At a subsequent stage of the proceedings they were asked to
play, and after replacing a broken string, and a vast deal of
screwing and tightening, they gave 'a new Spanish composition,
for three voices and three guitars,' and secured an encore,
thus completely overwhelming their rivals. In the account of
the _French Watering-Place_ (_R.P._) we read about a guitar
on the pier, 'to which a boy or woman sings without any voice
little songs without any tune.'

On one of his night excursions in the guise of an 'Uncommercial
Traveller' Dickens discovered a stranded Spaniard, named
Antonio. In response to a general invitation 'the swarthy youth'
takes up his cracked guitar and gives them the 'feeblest ghost
of a tune,' while the inmates of the miserable den kept time
with their heads.

Dora used to delight David Copperfield by singing enchanting
ballads in the French language and accompanying herself 'on a
glorified instrument, resembling a guitar,' though subsequent
references show it was that instrument and none other.

We read in _Little Dorrit_ that Young John Chivery wore
'pantaloons so highly decorated with side stripes, that each
leg was a three-stringed lute.' This appears to be the only
reference to this instrument, and a lute of three strings is the
novelist's own conception, the usual number being about nine.

+ + + +

TASK DESCRIPTION: In the text on guitars in Dickens, what is the name of the stranded Spaniard who plays a cracked guitar?

+ + + +

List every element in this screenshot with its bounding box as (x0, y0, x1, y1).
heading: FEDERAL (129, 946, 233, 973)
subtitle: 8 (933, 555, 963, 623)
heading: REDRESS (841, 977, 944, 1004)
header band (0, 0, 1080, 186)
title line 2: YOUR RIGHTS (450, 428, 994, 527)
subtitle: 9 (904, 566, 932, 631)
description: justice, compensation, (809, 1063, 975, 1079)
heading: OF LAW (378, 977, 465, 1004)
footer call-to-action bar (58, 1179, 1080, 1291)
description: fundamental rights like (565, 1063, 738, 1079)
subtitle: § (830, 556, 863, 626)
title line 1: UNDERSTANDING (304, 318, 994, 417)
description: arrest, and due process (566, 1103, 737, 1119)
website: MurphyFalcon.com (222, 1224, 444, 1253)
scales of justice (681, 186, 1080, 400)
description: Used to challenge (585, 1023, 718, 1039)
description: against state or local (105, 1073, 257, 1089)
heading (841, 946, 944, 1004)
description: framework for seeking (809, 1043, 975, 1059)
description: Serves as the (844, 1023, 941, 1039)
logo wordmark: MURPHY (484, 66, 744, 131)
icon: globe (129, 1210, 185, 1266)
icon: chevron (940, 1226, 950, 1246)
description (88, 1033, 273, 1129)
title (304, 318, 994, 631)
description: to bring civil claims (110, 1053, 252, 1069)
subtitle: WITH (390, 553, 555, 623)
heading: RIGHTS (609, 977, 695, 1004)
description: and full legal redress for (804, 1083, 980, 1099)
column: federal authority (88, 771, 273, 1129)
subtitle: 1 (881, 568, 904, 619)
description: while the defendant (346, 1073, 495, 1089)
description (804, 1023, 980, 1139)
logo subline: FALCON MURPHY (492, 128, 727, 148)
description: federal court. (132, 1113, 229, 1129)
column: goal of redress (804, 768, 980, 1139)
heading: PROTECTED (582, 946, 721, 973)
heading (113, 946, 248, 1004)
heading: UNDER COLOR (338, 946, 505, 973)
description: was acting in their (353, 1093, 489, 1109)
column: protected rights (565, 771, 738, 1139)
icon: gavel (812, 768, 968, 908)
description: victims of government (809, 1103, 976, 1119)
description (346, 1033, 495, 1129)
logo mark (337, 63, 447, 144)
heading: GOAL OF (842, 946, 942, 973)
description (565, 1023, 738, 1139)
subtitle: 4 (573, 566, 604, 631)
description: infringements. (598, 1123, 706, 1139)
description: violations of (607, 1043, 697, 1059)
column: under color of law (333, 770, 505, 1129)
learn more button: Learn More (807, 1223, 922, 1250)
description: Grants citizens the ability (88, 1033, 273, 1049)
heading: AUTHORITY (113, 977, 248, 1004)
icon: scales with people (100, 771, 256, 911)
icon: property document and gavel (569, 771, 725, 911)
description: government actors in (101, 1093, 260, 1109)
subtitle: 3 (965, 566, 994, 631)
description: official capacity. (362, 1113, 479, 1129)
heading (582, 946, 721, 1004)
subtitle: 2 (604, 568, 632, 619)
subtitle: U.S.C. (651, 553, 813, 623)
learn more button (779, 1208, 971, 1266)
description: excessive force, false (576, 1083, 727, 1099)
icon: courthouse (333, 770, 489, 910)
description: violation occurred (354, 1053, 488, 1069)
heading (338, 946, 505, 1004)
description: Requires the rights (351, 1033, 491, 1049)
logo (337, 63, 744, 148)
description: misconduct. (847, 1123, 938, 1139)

+ + + +

FINAL RESULT: Antonio.